-- REQUIRED WORK --
In your copy, include every line of the listing below exactly but none of the pictures.

-- DATA SUPPLIED --
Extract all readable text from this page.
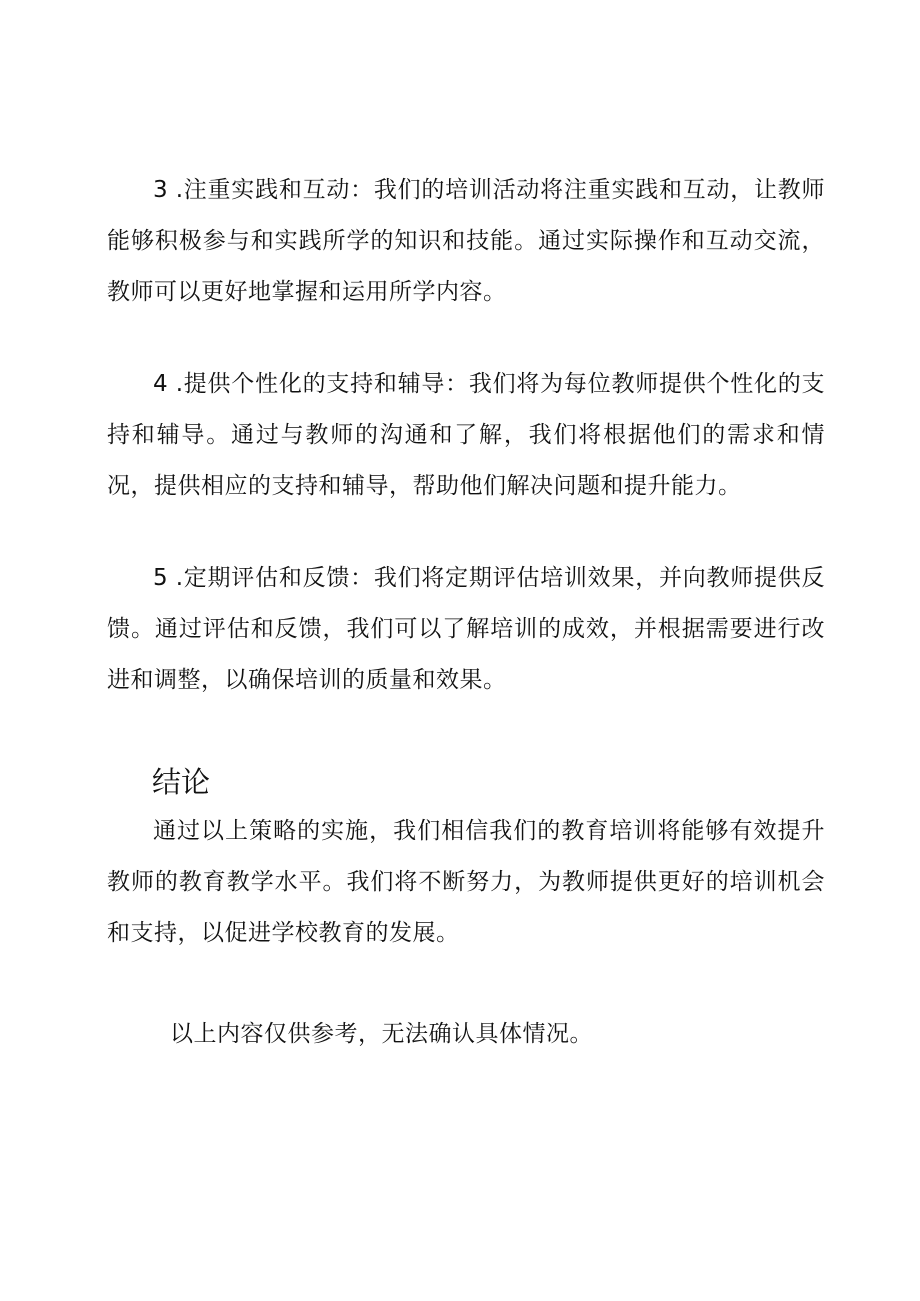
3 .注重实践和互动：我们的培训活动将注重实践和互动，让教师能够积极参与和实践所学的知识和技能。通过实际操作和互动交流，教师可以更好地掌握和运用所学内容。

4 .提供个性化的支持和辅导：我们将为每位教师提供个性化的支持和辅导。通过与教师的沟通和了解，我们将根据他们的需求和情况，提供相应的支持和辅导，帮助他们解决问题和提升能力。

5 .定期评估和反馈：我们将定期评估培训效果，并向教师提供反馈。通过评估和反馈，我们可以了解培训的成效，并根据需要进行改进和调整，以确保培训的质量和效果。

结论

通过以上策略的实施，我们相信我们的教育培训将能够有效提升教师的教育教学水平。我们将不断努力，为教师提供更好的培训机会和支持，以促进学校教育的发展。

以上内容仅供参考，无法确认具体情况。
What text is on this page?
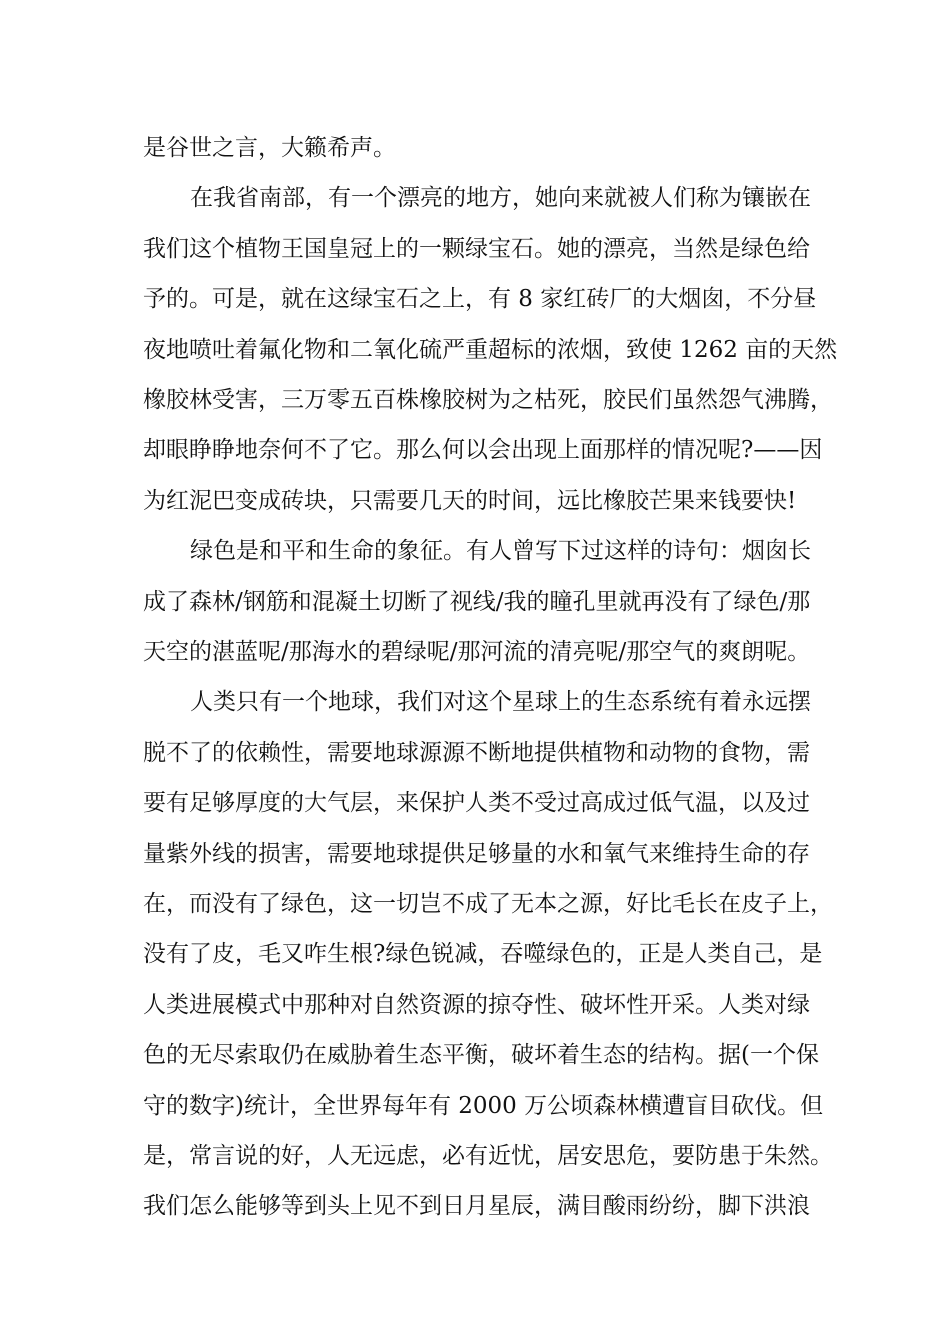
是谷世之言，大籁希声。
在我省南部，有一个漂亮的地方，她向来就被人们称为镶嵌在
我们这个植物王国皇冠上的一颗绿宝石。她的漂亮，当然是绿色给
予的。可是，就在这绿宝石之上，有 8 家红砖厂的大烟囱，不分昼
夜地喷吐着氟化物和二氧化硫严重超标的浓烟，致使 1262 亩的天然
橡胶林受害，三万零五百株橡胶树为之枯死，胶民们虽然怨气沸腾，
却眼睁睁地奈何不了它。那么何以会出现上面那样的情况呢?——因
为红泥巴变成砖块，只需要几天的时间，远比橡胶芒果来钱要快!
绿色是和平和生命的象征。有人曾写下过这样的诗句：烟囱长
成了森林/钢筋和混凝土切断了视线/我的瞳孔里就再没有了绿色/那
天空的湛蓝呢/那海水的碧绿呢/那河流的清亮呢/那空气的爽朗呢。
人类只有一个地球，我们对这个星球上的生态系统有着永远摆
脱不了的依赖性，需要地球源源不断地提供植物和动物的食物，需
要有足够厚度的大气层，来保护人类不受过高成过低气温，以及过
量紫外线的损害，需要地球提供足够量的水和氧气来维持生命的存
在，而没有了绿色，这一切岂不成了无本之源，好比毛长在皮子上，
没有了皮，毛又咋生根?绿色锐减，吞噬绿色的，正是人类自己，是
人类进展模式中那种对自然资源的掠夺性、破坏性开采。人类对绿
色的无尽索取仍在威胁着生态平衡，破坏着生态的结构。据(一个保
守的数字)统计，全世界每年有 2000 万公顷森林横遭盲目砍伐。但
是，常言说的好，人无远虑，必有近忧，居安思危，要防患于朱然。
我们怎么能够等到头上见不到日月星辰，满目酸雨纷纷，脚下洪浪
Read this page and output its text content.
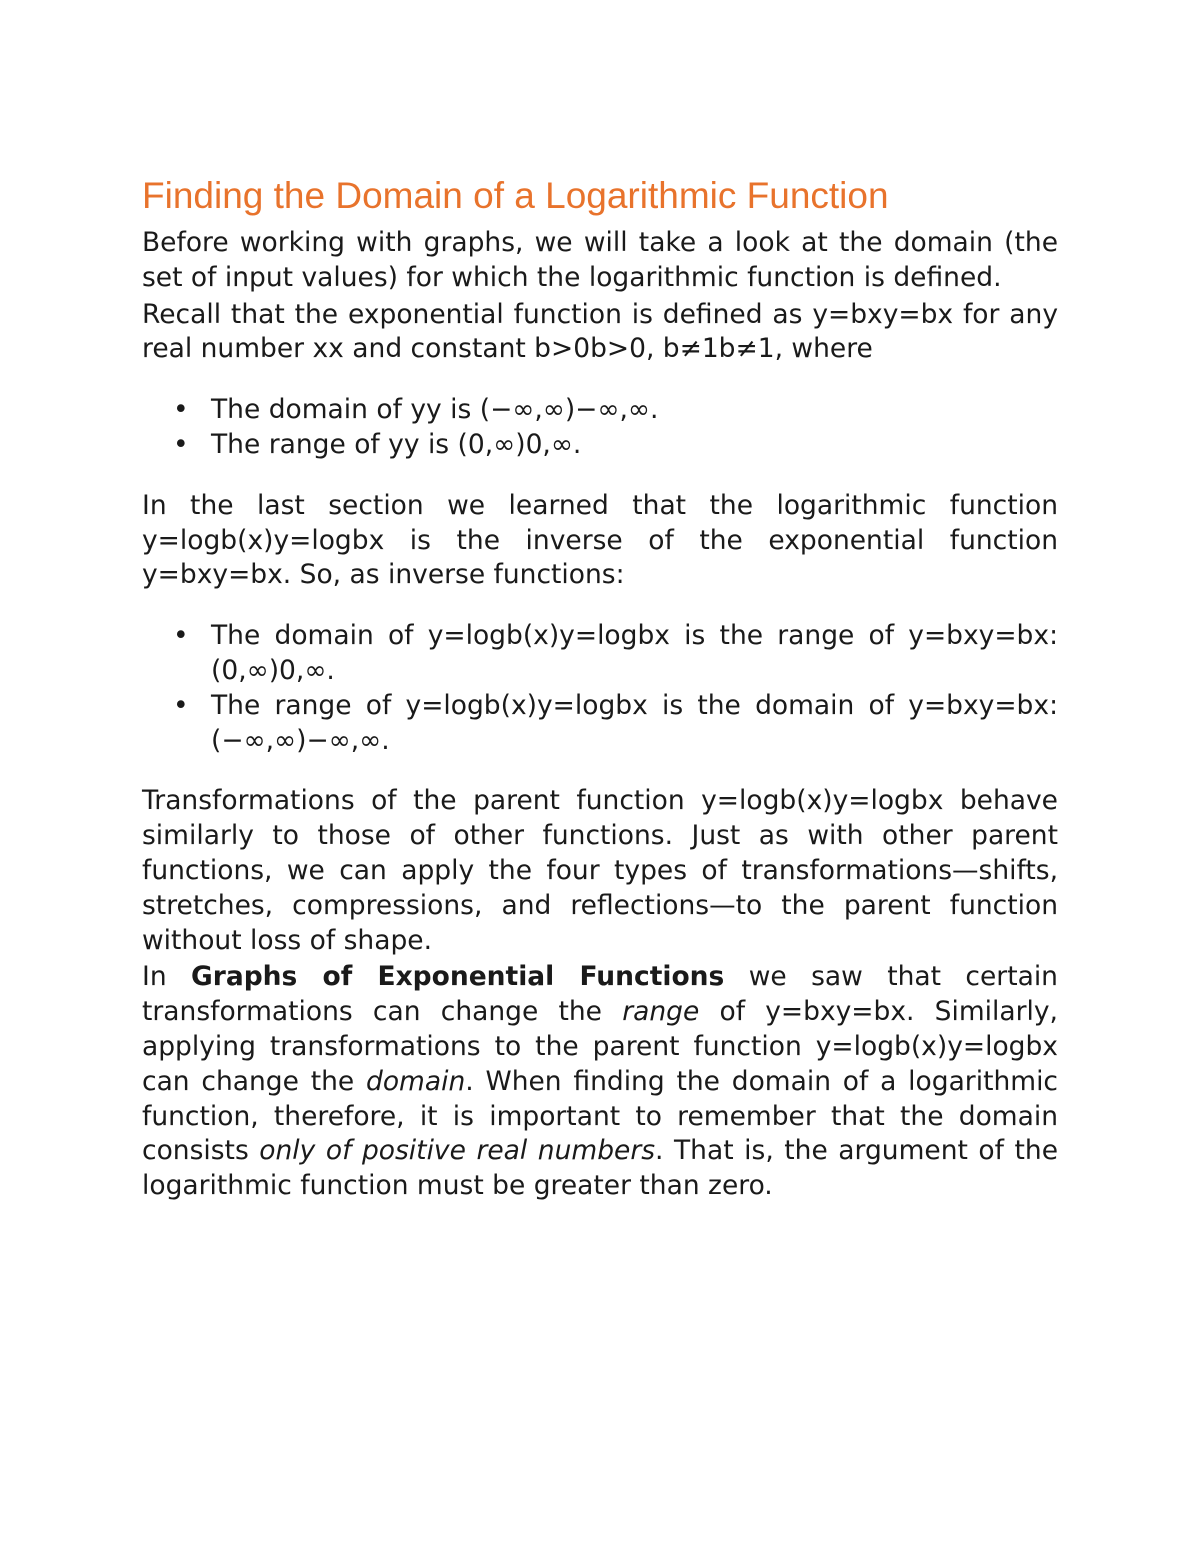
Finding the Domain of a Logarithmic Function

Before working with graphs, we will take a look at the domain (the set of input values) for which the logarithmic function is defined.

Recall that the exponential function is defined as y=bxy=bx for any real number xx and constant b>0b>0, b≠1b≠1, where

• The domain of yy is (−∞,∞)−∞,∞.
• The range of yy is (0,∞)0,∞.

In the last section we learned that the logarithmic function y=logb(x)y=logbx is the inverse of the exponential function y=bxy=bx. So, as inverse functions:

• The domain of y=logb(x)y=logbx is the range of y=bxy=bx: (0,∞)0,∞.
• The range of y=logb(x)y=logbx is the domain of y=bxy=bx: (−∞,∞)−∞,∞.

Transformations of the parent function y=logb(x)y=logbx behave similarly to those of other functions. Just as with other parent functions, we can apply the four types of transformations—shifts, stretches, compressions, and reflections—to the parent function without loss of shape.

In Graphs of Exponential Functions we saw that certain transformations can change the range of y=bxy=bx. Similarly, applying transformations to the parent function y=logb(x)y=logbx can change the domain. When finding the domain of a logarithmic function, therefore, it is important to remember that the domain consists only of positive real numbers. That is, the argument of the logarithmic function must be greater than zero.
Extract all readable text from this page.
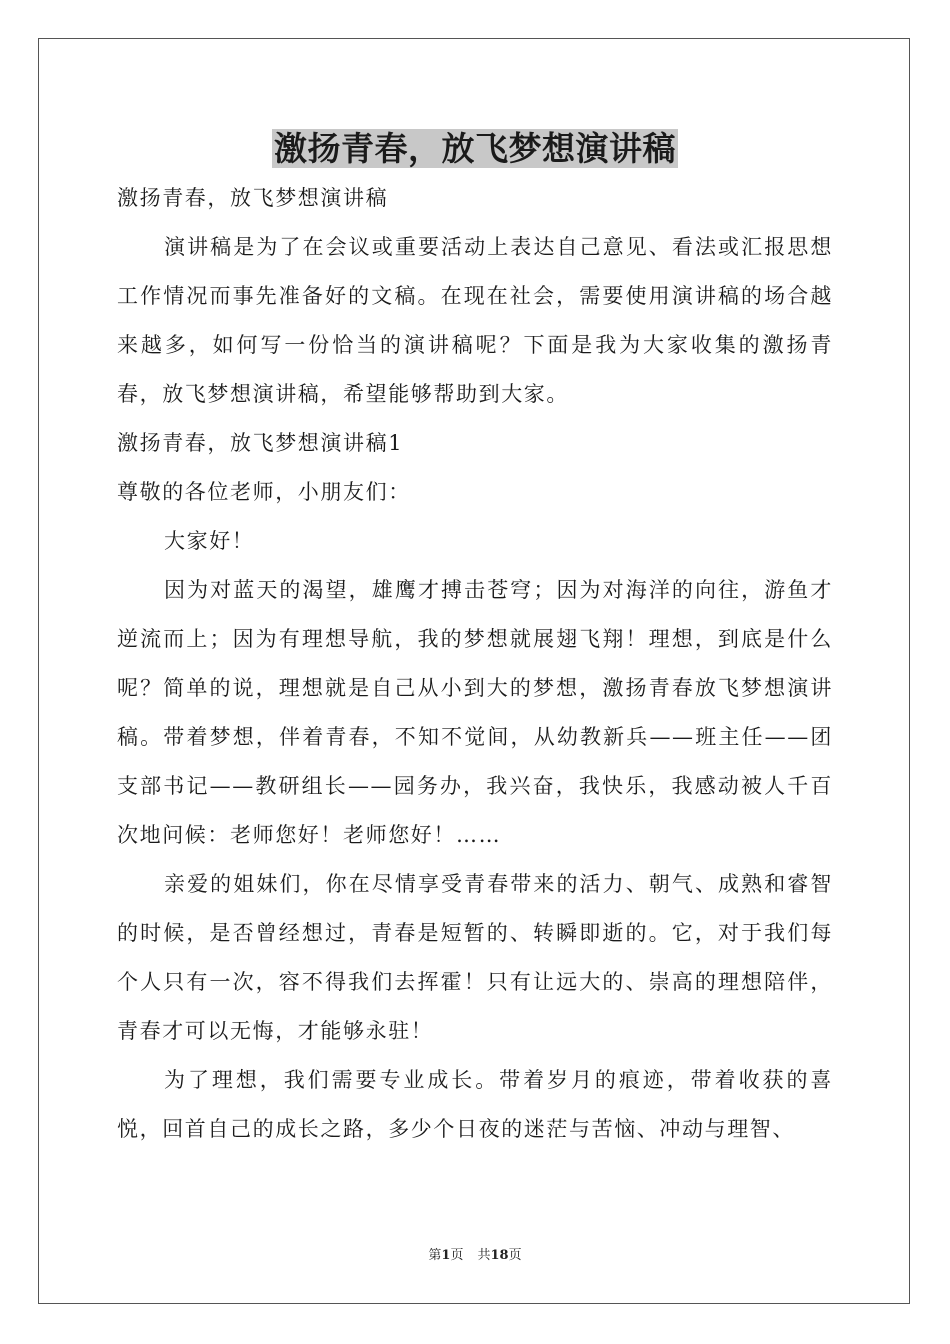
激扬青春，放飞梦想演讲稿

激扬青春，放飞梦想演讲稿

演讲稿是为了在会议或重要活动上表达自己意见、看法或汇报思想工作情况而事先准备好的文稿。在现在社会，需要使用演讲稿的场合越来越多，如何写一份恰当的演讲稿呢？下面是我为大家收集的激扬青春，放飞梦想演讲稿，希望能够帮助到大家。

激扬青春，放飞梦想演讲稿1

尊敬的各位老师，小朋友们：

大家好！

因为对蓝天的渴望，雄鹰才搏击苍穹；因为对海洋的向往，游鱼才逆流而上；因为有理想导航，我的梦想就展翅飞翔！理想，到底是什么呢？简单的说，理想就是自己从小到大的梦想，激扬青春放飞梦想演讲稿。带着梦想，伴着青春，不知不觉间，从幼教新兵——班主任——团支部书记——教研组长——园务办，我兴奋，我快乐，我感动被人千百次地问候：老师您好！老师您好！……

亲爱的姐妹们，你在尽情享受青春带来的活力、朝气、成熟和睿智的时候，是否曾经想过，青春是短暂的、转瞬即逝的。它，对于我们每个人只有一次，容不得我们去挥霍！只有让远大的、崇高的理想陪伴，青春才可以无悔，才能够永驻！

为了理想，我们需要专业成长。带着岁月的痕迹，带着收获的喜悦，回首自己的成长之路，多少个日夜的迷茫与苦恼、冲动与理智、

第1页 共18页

-- WRITTEN SOLUTION --
Extract all readable text from this page.
3 .注重实践和互动：我们的培训活动将注重实践和互动，让教师能够积极参与和实践所学的知识和技能。通过实际操作和互动交流，教师可以更好地掌握和运用所学内容。

4 .提供个性化的支持和辅导：我们将为每位教师提供个性化的支持和辅导。通过与教师的沟通和了解，我们将根据他们的需求和情况，提供相应的支持和辅导，帮助他们解决问题和提升能力。

5 .定期评估和反馈：我们将定期评估培训效果，并向教师提供反馈。通过评估和反馈，我们可以了解培训的成效，并根据需要进行改进和调整，以确保培训的质量和效果。

结论

通过以上策略的实施，我们相信我们的教育培训将能够有效提升教师的教育教学水平。我们将不断努力，为教师提供更好的培训机会和支持，以促进学校教育的发展。

以上内容仅供参考，无法确认具体情况。
What text is on this page?
是谷世之言，大籁希声。
在我省南部，有一个漂亮的地方，她向来就被人们称为镶嵌在
我们这个植物王国皇冠上的一颗绿宝石。她的漂亮，当然是绿色给
予的。可是，就在这绿宝石之上，有 8 家红砖厂的大烟囱，不分昼
夜地喷吐着氟化物和二氧化硫严重超标的浓烟，致使 1262 亩的天然
橡胶林受害，三万零五百株橡胶树为之枯死，胶民们虽然怨气沸腾，
却眼睁睁地奈何不了它。那么何以会出现上面那样的情况呢?——因
为红泥巴变成砖块，只需要几天的时间，远比橡胶芒果来钱要快!
绿色是和平和生命的象征。有人曾写下过这样的诗句：烟囱长
成了森林/钢筋和混凝土切断了视线/我的瞳孔里就再没有了绿色/那
天空的湛蓝呢/那海水的碧绿呢/那河流的清亮呢/那空气的爽朗呢。
人类只有一个地球，我们对这个星球上的生态系统有着永远摆
脱不了的依赖性，需要地球源源不断地提供植物和动物的食物，需
要有足够厚度的大气层，来保护人类不受过高成过低气温，以及过
量紫外线的损害，需要地球提供足够量的水和氧气来维持生命的存
在，而没有了绿色，这一切岂不成了无本之源，好比毛长在皮子上，
没有了皮，毛又咋生根?绿色锐减，吞噬绿色的，正是人类自己，是
人类进展模式中那种对自然资源的掠夺性、破坏性开采。人类对绿
色的无尽索取仍在威胁着生态平衡，破坏着生态的结构。据(一个保
守的数字)统计，全世界每年有 2000 万公顷森林横遭盲目砍伐。但
是，常言说的好，人无远虑，必有近忧，居安思危，要防患于朱然。
我们怎么能够等到头上见不到日月星辰，满目酸雨纷纷，脚下洪浪
Read this page and output its text content.
Finding the Domain of a Logarithmic Function

Before working with graphs, we will take a look at the domain (the set of input values) for which the logarithmic function is defined.

Recall that the exponential function is defined as y=bxy=bx for any real number xx and constant b>0b>0, b≠1b≠1, where

• The domain of yy is (−∞,∞)−∞,∞.
• The range of yy is (0,∞)0,∞.

In the last section we learned that the logarithmic function y=logb(x)y=logbx is the inverse of the exponential function y=bxy=bx. So, as inverse functions:

• The domain of y=logb(x)y=logbx is the range of y=bxy=bx: (0,∞)0,∞.
• The range of y=logb(x)y=logbx is the domain of y=bxy=bx: (−∞,∞)−∞,∞.

Transformations of the parent function y=logb(x)y=logbx behave similarly to those of other functions. Just as with other parent functions, we can apply the four types of transformations—shifts, stretches, compressions, and reflections—to the parent function without loss of shape.

In Graphs of Exponential Functions we saw that certain transformations can change the range of y=bxy=bx. Similarly, applying transformations to the parent function y=logb(x)y=logbx can change the domain. When finding the domain of a logarithmic function, therefore, it is important to remember that the domain consists only of positive real numbers. That is, the argument of the logarithmic function must be greater than zero.
Extract all readable text from this page.
激扬青春，放飞梦想演讲稿

激扬青春，放飞梦想演讲稿

演讲稿是为了在会议或重要活动上表达自己意见、看法或汇报思想工作情况而事先准备好的文稿。在现在社会，需要使用演讲稿的场合越来越多，如何写一份恰当的演讲稿呢？下面是我为大家收集的激扬青春，放飞梦想演讲稿，希望能够帮助到大家。

激扬青春，放飞梦想演讲稿1

尊敬的各位老师，小朋友们：

大家好！

因为对蓝天的渴望，雄鹰才搏击苍穹；因为对海洋的向往，游鱼才逆流而上；因为有理想导航，我的梦想就展翅飞翔！理想，到底是什么呢？简单的说，理想就是自己从小到大的梦想，激扬青春放飞梦想演讲稿。带着梦想，伴着青春，不知不觉间，从幼教新兵——班主任——团支部书记——教研组长——园务办，我兴奋，我快乐，我感动被人千百次地问候：老师您好！老师您好！……

亲爱的姐妹们，你在尽情享受青春带来的活力、朝气、成熟和睿智的时候，是否曾经想过，青春是短暂的、转瞬即逝的。它，对于我们每个人只有一次，容不得我们去挥霍！只有让远大的、崇高的理想陪伴，青春才可以无悔，才能够永驻！

为了理想，我们需要专业成长。带着岁月的痕迹，带着收获的喜悦，回首自己的成长之路，多少个日夜的迷茫与苦恼、冲动与理智、

第1页 共18页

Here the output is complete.